EXERCISE DESCRIPTION >>
Write out every line of the material exactly as it appears.

RECORD LIST >>

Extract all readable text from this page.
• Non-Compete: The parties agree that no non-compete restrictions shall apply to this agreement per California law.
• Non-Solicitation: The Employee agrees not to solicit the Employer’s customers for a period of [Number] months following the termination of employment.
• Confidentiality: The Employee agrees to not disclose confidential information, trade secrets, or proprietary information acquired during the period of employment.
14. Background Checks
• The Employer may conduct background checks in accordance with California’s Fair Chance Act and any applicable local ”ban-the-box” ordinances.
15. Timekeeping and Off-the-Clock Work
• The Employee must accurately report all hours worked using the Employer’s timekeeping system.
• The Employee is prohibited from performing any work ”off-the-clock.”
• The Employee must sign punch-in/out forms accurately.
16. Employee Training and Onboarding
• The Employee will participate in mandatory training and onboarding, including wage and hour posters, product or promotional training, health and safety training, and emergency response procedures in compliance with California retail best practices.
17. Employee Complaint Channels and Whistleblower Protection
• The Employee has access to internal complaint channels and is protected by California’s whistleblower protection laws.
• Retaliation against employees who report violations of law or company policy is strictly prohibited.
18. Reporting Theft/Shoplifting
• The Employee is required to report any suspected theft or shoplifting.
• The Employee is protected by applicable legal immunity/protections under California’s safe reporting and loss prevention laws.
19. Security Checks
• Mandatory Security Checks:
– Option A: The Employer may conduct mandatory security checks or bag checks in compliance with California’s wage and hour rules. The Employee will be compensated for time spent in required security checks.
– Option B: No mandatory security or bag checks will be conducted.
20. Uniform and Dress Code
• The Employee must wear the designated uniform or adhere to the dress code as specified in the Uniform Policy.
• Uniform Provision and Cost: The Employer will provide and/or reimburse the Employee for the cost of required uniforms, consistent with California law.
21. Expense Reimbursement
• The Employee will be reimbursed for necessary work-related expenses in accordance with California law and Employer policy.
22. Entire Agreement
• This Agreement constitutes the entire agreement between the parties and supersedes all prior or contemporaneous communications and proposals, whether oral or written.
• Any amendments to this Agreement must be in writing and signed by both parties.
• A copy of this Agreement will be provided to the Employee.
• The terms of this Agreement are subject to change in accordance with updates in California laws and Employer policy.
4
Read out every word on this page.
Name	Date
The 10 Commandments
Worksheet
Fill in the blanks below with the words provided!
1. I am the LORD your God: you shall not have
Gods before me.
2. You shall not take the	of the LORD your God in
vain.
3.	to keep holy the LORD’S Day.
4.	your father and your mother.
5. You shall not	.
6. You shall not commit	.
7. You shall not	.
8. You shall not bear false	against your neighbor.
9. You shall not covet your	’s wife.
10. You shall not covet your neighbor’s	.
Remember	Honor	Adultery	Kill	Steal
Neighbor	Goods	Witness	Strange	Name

RESULT FOR THIS TASK >>
Extract all readable text from this page.
• Non-Compete: The parties agree that no non-compete restrictions shall apply to this agreement per California law.
• Non-Solicitation: The Employee agrees not to solicit the Employer’s customers for a period of [Number] months following the termination of employment.
• Confidentiality: The Employee agrees to not disclose confidential information, trade secrets, or proprietary information acquired during the period of employment.
14. Background Checks
• The Employer may conduct background checks in accordance with California’s Fair Chance Act and any applicable local ”ban-the-box” ordinances.
15. Timekeeping and Off-the-Clock Work
• The Employee must accurately report all hours worked using the Employer’s timekeeping system.
• The Employee is prohibited from performing any work ”off-the-clock.”
• The Employee must sign punch-in/out forms accurately.
16. Employee Training and Onboarding
• The Employee will participate in mandatory training and onboarding, including wage and hour posters, product or promotional training, health and safety training, and emergency response procedures in compliance with California retail best practices.
17. Employee Complaint Channels and Whistleblower Protection
• The Employee has access to internal complaint channels and is protected by California’s whistleblower protection laws.
• Retaliation against employees who report violations of law or company policy is strictly prohibited.
18. Reporting Theft/Shoplifting
• The Employee is required to report any suspected theft or shoplifting.
• The Employee is protected by applicable legal immunity/protections under California’s safe reporting and loss prevention laws.
19. Security Checks
• Mandatory Security Checks:
– Option A: The Employer may conduct mandatory security checks or bag checks in compliance with California’s wage and hour rules. The Employee will be compensated for time spent in required security checks.
– Option B: No mandatory security or bag checks will be conducted.
20. Uniform and Dress Code
• The Employee must wear the designated uniform or adhere to the dress code as specified in the Uniform Policy.
• Uniform Provision and Cost: The Employer will provide and/or reimburse the Employee for the cost of required uniforms, consistent with California law.
21. Expense Reimbursement
• The Employee will be reimbursed for necessary work-related expenses in accordance with California law and Employer policy.
22. Entire Agreement
• This Agreement constitutes the entire agreement between the parties and supersedes all prior or contemporaneous communications and proposals, whether oral or written.
• Any amendments to this Agreement must be in writing and signed by both parties.
• A copy of this Agreement will be provided to the Employee.
• The terms of this Agreement are subject to change in accordance with updates in California laws and Employer policy.
4
Read out every word on this page.
Name	Date
The 10 Commandments
Worksheet
Fill in the blanks below with the words provided!
1. I am the LORD your God: you shall not have
Gods before me.
2. You shall not take the	of the LORD your God in
vain.
3.	to keep holy the LORD’S Day.
4.	your father and your mother.
5. You shall not	.
6. You shall not commit	.
7. You shall not	.
8. You shall not bear false	against your neighbor.
9. You shall not covet your	’s wife.
10. You shall not covet your neighbor’s	.
Remember	Honor	Adultery	Kill	Steal
Neighbor	Goods	Witness	Strange	Name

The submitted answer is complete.